# Work to do:
Within the material below, find each line bearing the word "name" and present it.

# Input:

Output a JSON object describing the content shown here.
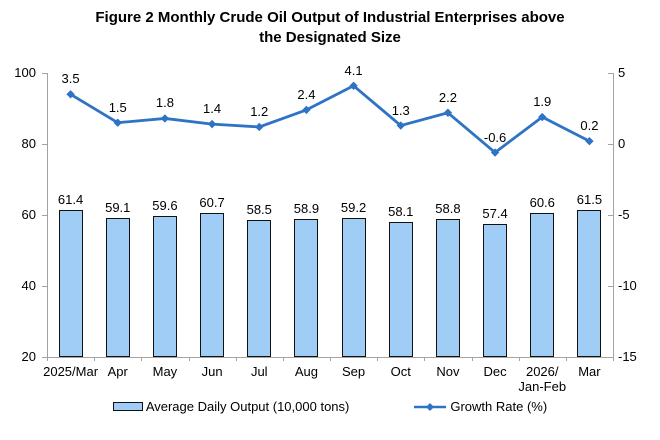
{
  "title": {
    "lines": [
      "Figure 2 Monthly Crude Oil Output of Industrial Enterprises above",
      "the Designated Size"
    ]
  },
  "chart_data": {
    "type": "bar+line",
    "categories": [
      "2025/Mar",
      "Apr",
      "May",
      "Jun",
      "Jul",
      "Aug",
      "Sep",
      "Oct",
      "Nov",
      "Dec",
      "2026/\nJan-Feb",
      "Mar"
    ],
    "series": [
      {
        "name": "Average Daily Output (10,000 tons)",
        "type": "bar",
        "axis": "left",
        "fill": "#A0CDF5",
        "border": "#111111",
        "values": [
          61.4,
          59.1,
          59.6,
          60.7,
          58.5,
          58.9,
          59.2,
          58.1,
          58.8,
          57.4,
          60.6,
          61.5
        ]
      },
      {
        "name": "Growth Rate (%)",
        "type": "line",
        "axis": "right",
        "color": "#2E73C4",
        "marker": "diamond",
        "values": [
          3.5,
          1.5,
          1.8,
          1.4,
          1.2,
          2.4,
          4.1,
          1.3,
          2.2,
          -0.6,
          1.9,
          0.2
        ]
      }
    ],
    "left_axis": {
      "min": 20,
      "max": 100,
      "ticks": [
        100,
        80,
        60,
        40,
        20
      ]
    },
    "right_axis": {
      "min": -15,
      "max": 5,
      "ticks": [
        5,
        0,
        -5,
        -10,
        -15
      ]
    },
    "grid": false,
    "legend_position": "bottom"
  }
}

# Written solution:
        "name": "Average Daily Output (10,000 tons)",
        "name": "Growth Rate (%)",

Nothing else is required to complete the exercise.